→ **Instructions**
• a. According to the passage on the Tibetan Buddhist Learning Center, why is Geshe Wangyal regarded as the grandfather of the academic study of Tibetan Buddhism?
• b. Reproduce the passage on the Tibetan Buddhist Learning Center from "Buddhism has seeped" up to and including "behalf of Americans.".
# Quoted text start
In July 2008, His Holiness the 14th Dalai Lama gave an unprecedented 5 days of instruction on Tsong-kha-pa's masterpiece, The Great Treatise on the Stages of the Path to Enlightenment. For the teaching's sponsor, the Tibetan Buddhist Learning Center (TBLC), this extraordinary event was the icing on its 50th anniversary cake. And what better way to celebrate 50 years of service to Buddhism in America than with a dharma extravaganza of this magnitude?
Buddhism has seeped into American life with great flourish and has flowered into a vast array of forms. But no story of American Buddhism would be complete without recognizing the passionate energy and devotion that the Tibetan Buddhist Learning Center's founder, Geshe Wangyal, poured into Buddhism on this soil. The tranquil, park-like setting of the Center's current grounds near the Warren County borough of Washington masks a long history of Geshe Wangyal's ferocious efforts on behalf of Americans.
As a priest who immigrated to the US in order to serve a Kalmyk-Mongolian community in Howell Township, NJ, Geshe-la (as he was often called) founded TBLC (then called Lamaist Buddhist Monastery of America) in 1958 with personal funds earned through teaching at Columbia University. Through this first Tibetan Buddhist dharma center in the west, Geshe-la not only sponsored numerous Tibetan monastic scholars to come to this country; he also began to inspire many Westerners new to Buddhism. Two of his earlier students, Robert Thurman and Jeffrey Hopkins, went on to form leading graduate programs, making Geshe Wangyal the grandfather of the academic study of Tibetan Buddhism. After "retiring" from the Center in Howell, Geshe-la bought property in Washington, where TBLC now resides. Stories abound of his matchless energy, despite his advanced years, and with the help of his American students, Geshe-la cleared trees, brambles, and rocks and built buildings, transforming his personal retirement property into what it remains to this day a place for Americans to gather and study the Buddha's teachings.
# Quoted text end
# Data supplied start
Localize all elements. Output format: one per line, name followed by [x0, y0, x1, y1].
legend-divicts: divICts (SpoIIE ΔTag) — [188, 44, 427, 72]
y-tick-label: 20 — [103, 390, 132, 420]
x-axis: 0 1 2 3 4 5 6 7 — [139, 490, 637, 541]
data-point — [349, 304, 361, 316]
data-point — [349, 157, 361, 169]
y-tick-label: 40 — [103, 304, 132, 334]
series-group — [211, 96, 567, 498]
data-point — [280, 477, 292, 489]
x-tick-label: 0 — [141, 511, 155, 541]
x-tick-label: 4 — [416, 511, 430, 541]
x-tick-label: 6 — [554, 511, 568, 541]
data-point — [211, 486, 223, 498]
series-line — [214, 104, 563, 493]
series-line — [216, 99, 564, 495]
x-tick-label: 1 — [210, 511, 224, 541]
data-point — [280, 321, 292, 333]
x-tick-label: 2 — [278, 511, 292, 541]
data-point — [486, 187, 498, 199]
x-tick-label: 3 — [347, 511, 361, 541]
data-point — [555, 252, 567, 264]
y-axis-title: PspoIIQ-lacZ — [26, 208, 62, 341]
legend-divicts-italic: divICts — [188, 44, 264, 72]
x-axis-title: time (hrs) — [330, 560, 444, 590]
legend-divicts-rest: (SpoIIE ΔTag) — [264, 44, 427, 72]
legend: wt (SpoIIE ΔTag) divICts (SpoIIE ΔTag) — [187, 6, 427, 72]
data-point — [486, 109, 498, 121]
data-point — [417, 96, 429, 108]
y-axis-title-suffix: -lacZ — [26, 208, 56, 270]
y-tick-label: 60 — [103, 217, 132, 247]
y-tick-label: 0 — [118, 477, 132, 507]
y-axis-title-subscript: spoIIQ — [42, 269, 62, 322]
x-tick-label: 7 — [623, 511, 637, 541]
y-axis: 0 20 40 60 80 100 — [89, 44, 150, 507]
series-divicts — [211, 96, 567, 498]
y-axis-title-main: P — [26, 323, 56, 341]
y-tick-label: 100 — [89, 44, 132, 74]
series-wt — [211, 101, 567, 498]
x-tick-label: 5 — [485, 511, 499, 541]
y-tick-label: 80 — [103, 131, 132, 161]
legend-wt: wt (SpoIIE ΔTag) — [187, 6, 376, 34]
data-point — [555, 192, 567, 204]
# Data supplied end
→ **Completed exercise**
• a. Two of his earlier students, Robert Thurman and Jeffrey Hopkins, went on to form leading graduate programs. For that reason, the passage calls Geshe Wangyal the grandfather of the academic study of Tibetan Buddhism.

• b.
Buddhism has seeped into American life with great flourish and has flowered into a vast array of forms. But no story of American Buddhism would be complete without recognizing the passionate energy and devotion that the Tibetan Buddhist Learning Center's founder, Geshe Wangyal, poured into Buddhism on this soil. The tranquil, park-like setting of the Center's current grounds near the Warren County borough of Washington masks a long history of Geshe Wangyal's ferocious efforts on behalf of Americans.